Problem requirements. Below is the data. Give it again, complete and exact.

Data for this exercise.
------------------------

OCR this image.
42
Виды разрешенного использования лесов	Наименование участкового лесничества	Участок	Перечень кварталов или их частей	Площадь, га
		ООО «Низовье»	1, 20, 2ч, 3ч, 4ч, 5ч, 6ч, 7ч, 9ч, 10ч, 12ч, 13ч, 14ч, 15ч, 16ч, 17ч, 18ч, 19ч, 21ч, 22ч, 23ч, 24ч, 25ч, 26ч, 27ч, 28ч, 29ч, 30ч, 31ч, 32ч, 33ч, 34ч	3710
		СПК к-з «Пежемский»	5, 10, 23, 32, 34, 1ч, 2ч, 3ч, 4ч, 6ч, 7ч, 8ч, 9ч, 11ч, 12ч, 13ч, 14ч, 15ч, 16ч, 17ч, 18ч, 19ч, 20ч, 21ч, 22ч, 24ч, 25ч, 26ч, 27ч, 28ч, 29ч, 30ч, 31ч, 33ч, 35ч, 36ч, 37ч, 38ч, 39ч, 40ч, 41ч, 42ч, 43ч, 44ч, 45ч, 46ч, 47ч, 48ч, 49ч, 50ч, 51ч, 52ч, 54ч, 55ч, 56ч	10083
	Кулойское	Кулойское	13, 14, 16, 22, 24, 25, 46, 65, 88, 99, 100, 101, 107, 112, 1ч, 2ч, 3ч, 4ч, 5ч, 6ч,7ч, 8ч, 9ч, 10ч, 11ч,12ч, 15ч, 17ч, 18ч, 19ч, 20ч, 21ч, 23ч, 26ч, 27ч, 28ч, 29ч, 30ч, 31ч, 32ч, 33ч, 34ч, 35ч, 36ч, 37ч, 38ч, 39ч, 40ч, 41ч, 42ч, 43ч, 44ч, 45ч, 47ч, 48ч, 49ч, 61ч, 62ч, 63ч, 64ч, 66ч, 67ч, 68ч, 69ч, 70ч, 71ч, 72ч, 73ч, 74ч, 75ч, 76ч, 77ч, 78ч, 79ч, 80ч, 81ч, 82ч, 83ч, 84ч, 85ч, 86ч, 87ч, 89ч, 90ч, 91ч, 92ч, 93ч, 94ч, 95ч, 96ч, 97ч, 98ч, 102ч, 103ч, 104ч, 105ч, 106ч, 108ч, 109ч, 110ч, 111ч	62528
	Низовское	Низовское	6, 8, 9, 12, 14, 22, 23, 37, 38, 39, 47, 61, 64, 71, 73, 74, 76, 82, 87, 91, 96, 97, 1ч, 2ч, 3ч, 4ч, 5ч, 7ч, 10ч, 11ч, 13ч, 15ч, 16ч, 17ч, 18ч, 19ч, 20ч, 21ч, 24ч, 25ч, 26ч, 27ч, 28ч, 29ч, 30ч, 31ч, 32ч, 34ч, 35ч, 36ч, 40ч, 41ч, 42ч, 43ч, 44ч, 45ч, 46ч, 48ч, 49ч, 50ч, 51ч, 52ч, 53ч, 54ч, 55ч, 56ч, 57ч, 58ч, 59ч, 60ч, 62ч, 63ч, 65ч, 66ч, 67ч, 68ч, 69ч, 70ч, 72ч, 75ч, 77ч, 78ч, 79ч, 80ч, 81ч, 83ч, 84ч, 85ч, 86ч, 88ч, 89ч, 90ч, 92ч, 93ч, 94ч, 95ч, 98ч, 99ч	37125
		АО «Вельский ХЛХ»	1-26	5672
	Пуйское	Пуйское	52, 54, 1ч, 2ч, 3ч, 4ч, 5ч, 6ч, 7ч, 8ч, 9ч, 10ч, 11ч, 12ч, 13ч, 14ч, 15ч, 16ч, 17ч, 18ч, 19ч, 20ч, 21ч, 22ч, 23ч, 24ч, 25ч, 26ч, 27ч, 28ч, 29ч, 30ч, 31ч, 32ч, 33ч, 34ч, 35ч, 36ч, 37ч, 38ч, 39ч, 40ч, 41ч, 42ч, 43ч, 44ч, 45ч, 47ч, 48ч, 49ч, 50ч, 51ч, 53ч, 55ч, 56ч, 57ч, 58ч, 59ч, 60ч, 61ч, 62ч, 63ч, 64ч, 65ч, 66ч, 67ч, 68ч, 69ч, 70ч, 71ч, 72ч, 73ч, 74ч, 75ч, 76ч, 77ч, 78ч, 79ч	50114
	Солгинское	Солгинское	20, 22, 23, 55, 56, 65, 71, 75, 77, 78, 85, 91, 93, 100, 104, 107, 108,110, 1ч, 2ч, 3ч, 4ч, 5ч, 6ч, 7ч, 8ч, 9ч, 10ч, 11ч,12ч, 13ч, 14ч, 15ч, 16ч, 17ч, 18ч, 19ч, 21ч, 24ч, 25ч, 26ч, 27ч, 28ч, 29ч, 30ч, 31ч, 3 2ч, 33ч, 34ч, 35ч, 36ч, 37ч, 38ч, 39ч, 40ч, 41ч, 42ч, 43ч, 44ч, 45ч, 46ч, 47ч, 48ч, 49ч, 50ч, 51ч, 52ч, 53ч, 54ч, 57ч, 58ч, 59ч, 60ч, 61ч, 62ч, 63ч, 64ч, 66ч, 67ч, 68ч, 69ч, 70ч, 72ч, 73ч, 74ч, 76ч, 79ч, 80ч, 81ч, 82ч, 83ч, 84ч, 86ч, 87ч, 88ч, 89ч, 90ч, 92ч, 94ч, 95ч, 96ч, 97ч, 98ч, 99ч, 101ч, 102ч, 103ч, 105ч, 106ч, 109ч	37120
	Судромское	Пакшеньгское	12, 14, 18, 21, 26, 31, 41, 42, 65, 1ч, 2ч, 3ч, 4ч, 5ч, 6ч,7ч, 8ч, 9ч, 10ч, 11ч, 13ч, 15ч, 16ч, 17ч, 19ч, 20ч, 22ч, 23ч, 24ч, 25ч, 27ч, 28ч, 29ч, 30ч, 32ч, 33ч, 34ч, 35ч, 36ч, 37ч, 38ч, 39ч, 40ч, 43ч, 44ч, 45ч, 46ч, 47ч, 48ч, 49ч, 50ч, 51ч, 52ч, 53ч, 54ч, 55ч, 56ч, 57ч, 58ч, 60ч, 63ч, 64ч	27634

------------------------

Exercise output.
OCR this image.
42
Виды разрешенного использования лесов	Наименование участкового лесничества	Участок	Перечень кварталов или их частей	Площадь, га
		ООО «Низовье»	1, 20, 2ч, 3ч, 4ч, 5ч, 6ч, 7ч, 9ч, 10ч, 12ч, 13ч, 14ч, 15ч, 16ч, 17ч, 18ч, 19ч, 21ч, 22ч, 23ч, 24ч, 25ч, 26ч, 27ч, 28ч, 29ч, 30ч, 31ч, 32ч, 33ч, 34ч	3710
		СПК к-з «Пежемский»	5, 10, 23, 32, 34, 1ч, 2ч, 3ч, 4ч, 6ч, 7ч, 8ч, 9ч, 11ч, 12ч, 13ч, 14ч, 15ч, 16ч, 17ч, 18ч, 19ч, 20ч, 21ч, 22ч, 24ч, 25ч, 26ч, 27ч, 28ч, 29ч, 30ч, 31ч, 33ч, 35ч, 36ч, 37ч, 38ч, 39ч, 40ч, 41ч, 42ч, 43ч, 44ч, 45ч, 46ч, 47ч, 48ч, 49ч, 50ч, 51ч, 52ч, 54ч, 55ч, 56ч	10083
	Кулойское	Кулойское	13, 14, 16, 22, 24, 25, 46, 65, 88, 99, 100, 101, 107, 112, 1ч, 2ч, 3ч, 4ч, 5ч, 6ч,7ч, 8ч, 9ч, 10ч, 11ч,12ч, 15ч, 17ч, 18ч, 19ч, 20ч, 21ч, 23ч, 26ч, 27ч, 28ч, 29ч, 30ч, 31ч, 32ч, 33ч, 34ч, 35ч, 36ч, 37ч, 38ч, 39ч, 40ч, 41ч, 42ч, 43ч, 44ч, 45ч, 47ч, 48ч, 49ч, 61ч, 62ч, 63ч, 64ч, 66ч, 67ч, 68ч, 69ч, 70ч, 71ч, 72ч, 73ч, 74ч, 75ч, 76ч, 77ч, 78ч, 79ч, 80ч, 81ч, 82ч, 83ч, 84ч, 85ч, 86ч, 87ч, 89ч, 90ч, 91ч, 92ч, 93ч, 94ч, 95ч, 96ч, 97ч, 98ч, 102ч, 103ч, 104ч, 105ч, 106ч, 108ч, 109ч, 110ч, 111ч	62528
	Низовское	Низовское	6, 8, 9, 12, 14, 22, 23, 37, 38, 39, 47, 61, 64, 71, 73, 74, 76, 82, 87, 91, 96, 97, 1ч, 2ч, 3ч, 4ч, 5ч, 7ч, 10ч, 11ч, 13ч, 15ч, 16ч, 17ч, 18ч, 19ч, 20ч, 21ч, 24ч, 25ч, 26ч, 27ч, 28ч, 29ч, 30ч, 31ч, 32ч, 34ч, 35ч, 36ч, 40ч, 41ч, 42ч, 43ч, 44ч, 45ч, 46ч, 48ч, 49ч, 50ч, 51ч, 52ч, 53ч, 54ч, 55ч, 56ч, 57ч, 58ч, 59ч, 60ч, 62ч, 63ч, 65ч, 66ч, 67ч, 68ч, 69ч, 70ч, 72ч, 75ч, 77ч, 78ч, 79ч, 80ч, 81ч, 83ч, 84ч, 85ч, 86ч, 88ч, 89ч, 90ч, 92ч, 93ч, 94ч, 95ч, 98ч, 99ч	37125
		АО «Вельский ХЛХ»	1-26	5672
	Пуйское	Пуйское	52, 54, 1ч, 2ч, 3ч, 4ч, 5ч, 6ч, 7ч, 8ч, 9ч, 10ч, 11ч, 12ч, 13ч, 14ч, 15ч, 16ч, 17ч, 18ч, 19ч, 20ч, 21ч, 22ч, 23ч, 24ч, 25ч, 26ч, 27ч, 28ч, 29ч, 30ч, 31ч, 32ч, 33ч, 34ч, 35ч, 36ч, 37ч, 38ч, 39ч, 40ч, 41ч, 42ч, 43ч, 44ч, 45ч, 47ч, 48ч, 49ч, 50ч, 51ч, 53ч, 55ч, 56ч, 57ч, 58ч, 59ч, 60ч, 61ч, 62ч, 63ч, 64ч, 65ч, 66ч, 67ч, 68ч, 69ч, 70ч, 71ч, 72ч, 73ч, 74ч, 75ч, 76ч, 77ч, 78ч, 79ч	50114
	Солгинское	Солгинское	20, 22, 23, 55, 56, 65, 71, 75, 77, 78, 85, 91, 93, 100, 104, 107, 108,110, 1ч, 2ч, 3ч, 4ч, 5ч, 6ч, 7ч, 8ч, 9ч, 10ч, 11ч,12ч, 13ч, 14ч, 15ч, 16ч, 17ч, 18ч, 19ч, 21ч, 24ч, 25ч, 26ч, 27ч, 28ч, 29ч, 30ч, 31ч, 3 2ч, 33ч, 34ч, 35ч, 36ч, 37ч, 38ч, 39ч, 40ч, 41ч, 42ч, 43ч, 44ч, 45ч, 46ч, 47ч, 48ч, 49ч, 50ч, 51ч, 52ч, 53ч, 54ч, 57ч, 58ч, 59ч, 60ч, 61ч, 62ч, 63ч, 64ч, 66ч, 67ч, 68ч, 69ч, 70ч, 72ч, 73ч, 74ч, 76ч, 79ч, 80ч, 81ч, 82ч, 83ч, 84ч, 86ч, 87ч, 88ч, 89ч, 90ч, 92ч, 94ч, 95ч, 96ч, 97ч, 98ч, 99ч, 101ч, 102ч, 103ч, 105ч, 106ч, 109ч	37120
	Судромское	Пакшеньгское	12, 14, 18, 21, 26, 31, 41, 42, 65, 1ч, 2ч, 3ч, 4ч, 5ч, 6ч,7ч, 8ч, 9ч, 10ч, 11ч, 13ч, 15ч, 16ч, 17ч, 19ч, 20ч, 22ч, 23ч, 24ч, 25ч, 27ч, 28ч, 29ч, 30ч, 32ч, 33ч, 34ч, 35ч, 36ч, 37ч, 38ч, 39ч, 40ч, 43ч, 44ч, 45ч, 46ч, 47ч, 48ч, 49ч, 50ч, 51ч, 52ч, 53ч, 54ч, 55ч, 56ч, 57ч, 58ч, 60ч, 63ч, 64ч	27634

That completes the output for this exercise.